--- Begin Given records ---

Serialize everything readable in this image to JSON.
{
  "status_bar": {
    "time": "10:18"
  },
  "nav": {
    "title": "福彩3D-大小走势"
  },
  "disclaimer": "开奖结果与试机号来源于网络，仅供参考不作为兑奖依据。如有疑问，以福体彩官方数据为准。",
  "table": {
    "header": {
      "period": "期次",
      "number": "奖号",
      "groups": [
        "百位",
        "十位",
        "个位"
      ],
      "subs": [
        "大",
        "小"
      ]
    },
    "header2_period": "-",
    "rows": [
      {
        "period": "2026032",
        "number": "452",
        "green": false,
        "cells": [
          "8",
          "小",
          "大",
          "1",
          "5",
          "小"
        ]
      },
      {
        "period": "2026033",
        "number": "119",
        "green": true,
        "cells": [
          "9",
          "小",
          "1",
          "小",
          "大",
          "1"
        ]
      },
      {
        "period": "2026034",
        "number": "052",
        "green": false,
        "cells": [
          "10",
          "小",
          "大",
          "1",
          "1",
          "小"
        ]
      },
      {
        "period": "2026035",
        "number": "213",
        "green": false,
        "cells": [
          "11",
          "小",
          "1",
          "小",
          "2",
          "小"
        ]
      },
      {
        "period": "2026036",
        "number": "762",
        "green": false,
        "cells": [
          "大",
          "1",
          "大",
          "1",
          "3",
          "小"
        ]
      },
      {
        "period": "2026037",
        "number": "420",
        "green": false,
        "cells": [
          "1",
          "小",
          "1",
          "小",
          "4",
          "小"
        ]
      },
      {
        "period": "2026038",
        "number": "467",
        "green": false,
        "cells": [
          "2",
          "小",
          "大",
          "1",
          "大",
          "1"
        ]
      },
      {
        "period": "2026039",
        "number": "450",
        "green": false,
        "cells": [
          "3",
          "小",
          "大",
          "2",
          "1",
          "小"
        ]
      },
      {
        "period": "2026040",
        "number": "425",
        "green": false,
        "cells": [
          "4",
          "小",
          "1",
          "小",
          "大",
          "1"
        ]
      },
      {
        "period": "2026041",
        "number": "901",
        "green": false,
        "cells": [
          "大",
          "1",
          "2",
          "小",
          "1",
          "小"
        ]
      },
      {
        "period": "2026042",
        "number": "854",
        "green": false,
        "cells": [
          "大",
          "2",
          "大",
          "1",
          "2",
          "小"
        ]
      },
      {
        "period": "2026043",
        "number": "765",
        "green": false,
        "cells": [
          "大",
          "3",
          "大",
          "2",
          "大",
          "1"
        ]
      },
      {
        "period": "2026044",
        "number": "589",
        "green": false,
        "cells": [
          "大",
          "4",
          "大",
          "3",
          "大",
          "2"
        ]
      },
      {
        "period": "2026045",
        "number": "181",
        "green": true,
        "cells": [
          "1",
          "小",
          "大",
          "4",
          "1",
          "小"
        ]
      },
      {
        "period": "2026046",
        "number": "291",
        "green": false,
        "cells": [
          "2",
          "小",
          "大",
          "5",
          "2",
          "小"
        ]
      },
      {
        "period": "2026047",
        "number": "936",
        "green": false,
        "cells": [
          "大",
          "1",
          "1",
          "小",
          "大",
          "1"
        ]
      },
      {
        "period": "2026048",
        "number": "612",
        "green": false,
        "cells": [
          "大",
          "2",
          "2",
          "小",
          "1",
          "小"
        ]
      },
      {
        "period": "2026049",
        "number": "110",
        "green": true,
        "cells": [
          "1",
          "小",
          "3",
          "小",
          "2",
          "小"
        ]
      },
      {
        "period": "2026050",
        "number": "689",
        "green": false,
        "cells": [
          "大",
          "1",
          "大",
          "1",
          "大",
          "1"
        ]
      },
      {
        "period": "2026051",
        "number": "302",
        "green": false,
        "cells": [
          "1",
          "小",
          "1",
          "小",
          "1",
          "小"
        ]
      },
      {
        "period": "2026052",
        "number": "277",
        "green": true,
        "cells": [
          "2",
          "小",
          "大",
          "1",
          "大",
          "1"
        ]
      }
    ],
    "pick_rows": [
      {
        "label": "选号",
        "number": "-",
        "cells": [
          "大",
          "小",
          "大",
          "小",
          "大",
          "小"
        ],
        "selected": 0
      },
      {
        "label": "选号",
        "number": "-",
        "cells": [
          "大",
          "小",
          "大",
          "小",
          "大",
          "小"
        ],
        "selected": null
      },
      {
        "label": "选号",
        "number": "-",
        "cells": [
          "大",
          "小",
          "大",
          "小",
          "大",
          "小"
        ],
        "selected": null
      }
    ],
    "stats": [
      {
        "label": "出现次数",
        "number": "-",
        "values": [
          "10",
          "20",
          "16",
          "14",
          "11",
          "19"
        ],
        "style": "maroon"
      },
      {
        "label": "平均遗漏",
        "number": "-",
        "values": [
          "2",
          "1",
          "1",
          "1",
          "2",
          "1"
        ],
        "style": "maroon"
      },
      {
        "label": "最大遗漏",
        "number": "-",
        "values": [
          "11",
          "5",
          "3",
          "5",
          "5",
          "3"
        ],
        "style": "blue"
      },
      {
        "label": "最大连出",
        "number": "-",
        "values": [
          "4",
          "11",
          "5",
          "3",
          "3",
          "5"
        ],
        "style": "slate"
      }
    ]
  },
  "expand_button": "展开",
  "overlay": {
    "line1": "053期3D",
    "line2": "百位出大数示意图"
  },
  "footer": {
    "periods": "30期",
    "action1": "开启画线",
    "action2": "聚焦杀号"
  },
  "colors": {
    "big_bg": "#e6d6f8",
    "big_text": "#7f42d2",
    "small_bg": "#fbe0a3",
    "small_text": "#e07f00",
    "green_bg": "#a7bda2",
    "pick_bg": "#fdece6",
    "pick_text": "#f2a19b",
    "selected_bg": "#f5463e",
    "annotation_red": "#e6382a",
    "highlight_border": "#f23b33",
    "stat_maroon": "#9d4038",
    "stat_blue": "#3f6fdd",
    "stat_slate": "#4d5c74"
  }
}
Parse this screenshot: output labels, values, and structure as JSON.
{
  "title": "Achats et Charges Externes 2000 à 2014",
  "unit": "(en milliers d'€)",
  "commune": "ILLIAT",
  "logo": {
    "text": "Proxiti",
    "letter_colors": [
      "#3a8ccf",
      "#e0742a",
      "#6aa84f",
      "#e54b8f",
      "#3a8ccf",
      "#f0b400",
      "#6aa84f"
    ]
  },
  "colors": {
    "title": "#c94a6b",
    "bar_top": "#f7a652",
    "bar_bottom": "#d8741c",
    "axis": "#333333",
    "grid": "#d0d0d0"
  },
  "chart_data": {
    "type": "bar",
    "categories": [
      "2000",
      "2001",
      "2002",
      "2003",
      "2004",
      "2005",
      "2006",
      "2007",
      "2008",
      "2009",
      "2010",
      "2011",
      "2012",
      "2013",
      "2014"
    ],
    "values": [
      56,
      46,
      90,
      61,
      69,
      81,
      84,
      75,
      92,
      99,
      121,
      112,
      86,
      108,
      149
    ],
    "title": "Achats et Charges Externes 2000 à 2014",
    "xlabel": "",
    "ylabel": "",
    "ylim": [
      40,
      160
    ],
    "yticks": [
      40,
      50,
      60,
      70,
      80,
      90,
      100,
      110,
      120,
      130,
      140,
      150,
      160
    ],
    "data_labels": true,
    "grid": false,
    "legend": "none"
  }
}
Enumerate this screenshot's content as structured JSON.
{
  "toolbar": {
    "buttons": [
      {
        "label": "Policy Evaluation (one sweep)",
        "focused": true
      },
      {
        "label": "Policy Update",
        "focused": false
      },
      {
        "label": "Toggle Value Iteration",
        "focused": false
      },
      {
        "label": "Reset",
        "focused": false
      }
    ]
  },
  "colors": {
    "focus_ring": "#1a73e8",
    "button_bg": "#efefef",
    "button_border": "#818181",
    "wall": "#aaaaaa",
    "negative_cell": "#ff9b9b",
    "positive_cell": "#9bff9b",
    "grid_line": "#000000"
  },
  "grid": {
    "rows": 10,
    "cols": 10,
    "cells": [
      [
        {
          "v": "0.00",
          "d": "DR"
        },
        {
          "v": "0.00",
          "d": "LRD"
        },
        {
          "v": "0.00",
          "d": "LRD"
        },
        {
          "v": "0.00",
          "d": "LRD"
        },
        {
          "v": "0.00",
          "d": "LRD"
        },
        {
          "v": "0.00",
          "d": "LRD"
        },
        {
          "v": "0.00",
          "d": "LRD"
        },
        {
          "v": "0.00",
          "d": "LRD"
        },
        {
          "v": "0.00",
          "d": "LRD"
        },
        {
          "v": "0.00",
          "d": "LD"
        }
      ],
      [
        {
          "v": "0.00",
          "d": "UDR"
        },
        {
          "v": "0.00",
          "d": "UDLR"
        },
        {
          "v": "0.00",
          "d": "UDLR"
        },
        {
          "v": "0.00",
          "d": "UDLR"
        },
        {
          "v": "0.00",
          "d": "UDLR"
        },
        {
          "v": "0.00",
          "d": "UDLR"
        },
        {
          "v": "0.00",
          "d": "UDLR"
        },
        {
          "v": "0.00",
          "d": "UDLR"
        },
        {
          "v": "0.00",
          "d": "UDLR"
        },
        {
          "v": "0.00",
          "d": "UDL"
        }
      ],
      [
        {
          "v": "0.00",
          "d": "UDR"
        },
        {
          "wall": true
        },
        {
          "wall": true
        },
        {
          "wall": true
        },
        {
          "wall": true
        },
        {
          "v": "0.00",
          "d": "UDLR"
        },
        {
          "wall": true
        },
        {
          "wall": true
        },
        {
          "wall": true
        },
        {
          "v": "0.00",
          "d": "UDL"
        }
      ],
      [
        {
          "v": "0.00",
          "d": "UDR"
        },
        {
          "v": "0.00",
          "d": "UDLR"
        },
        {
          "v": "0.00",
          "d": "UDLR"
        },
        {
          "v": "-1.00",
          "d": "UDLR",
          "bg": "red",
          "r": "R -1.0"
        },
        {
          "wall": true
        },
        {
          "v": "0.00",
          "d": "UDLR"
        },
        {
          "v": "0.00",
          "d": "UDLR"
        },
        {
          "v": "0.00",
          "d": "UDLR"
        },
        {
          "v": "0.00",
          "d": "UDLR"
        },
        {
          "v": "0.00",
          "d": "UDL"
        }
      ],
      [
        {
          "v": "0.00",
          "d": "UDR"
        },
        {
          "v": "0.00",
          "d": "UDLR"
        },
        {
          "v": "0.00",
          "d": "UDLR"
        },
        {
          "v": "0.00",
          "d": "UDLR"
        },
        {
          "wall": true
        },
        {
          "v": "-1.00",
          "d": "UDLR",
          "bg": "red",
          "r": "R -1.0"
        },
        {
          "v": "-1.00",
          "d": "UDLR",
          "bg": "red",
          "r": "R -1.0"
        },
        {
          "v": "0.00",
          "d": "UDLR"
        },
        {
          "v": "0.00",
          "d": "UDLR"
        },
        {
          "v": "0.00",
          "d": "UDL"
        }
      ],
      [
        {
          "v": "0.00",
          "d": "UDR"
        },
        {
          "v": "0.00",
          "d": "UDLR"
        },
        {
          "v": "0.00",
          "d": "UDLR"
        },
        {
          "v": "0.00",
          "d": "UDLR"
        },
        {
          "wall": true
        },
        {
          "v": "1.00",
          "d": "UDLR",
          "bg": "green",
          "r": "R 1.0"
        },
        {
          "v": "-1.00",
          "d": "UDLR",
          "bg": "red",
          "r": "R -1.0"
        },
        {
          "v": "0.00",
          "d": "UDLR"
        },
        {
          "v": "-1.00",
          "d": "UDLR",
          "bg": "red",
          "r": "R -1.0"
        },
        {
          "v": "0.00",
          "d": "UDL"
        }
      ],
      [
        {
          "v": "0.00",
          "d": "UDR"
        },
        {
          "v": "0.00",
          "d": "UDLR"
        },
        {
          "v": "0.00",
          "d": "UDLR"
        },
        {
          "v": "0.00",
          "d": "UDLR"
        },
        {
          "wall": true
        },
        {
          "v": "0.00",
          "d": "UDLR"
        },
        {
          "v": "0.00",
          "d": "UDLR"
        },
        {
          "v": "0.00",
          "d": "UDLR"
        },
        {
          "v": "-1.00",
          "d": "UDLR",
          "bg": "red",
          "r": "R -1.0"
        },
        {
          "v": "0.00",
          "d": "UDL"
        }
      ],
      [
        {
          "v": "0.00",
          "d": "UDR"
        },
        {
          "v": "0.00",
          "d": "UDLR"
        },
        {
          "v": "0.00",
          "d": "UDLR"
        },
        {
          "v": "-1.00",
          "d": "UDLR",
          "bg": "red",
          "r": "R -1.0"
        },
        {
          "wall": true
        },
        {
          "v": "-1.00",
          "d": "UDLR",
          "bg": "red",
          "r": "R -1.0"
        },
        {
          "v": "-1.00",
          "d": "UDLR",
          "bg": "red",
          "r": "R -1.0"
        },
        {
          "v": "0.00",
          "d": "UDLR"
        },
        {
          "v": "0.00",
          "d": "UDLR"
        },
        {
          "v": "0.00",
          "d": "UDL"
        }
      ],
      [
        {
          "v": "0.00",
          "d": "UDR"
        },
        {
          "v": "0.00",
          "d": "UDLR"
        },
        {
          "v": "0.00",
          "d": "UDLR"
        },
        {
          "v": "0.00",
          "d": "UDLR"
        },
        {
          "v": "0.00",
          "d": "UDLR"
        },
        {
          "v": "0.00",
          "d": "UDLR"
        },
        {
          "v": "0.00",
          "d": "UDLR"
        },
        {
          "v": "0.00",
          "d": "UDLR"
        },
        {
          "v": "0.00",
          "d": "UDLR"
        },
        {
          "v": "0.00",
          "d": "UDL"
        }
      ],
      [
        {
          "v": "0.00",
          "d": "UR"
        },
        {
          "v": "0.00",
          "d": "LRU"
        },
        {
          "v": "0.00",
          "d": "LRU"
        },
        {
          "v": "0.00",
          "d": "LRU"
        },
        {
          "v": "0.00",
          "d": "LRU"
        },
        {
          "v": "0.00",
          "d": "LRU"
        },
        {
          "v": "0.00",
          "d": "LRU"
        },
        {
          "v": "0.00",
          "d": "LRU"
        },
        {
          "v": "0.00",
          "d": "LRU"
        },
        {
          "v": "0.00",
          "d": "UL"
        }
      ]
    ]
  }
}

--- End Given records ---

| What you will do |
Copy out all lines from the material above that contain the string "title".

| Finished task |
    "title": "福彩3D-大小走势"
  "title": "Achats et Charges Externes 2000 à 2014",
    "title": "#c94a6b",
    "title": "Achats et Charges Externes 2000 à 2014",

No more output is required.